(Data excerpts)
_ _ _ _
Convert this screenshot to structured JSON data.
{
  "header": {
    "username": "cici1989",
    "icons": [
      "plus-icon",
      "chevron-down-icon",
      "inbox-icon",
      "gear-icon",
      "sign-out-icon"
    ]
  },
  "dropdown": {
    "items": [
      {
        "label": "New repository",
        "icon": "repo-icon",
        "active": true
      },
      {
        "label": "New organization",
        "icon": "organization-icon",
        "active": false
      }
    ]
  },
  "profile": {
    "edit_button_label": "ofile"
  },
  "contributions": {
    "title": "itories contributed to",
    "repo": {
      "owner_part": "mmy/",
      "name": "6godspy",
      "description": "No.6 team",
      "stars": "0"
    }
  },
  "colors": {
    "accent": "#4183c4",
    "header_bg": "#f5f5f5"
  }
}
_ _ _ _
§ **TASK DETAILS**
Extract every entry above as it appears.

§ **SOLUTION**
Convert this screenshot to structured JSON data.
{
  "header": {
    "username": "cici1989",
    "icons": [
      "plus-icon",
      "chevron-down-icon",
      "inbox-icon",
      "gear-icon",
      "sign-out-icon"
    ]
  },
  "dropdown": {
    "items": [
      {
        "label": "New repository",
        "icon": "repo-icon",
        "active": true
      },
      {
        "label": "New organization",
        "icon": "organization-icon",
        "active": false
      }
    ]
  },
  "profile": {
    "edit_button_label": "ofile"
  },
  "contributions": {
    "title": "itories contributed to",
    "repo": {
      "owner_part": "mmy/",
      "name": "6godspy",
      "description": "No.6 team",
      "stars": "0"
    }
  },
  "colors": {
    "accent": "#4183c4",
    "header_bg": "#f5f5f5"
  }
}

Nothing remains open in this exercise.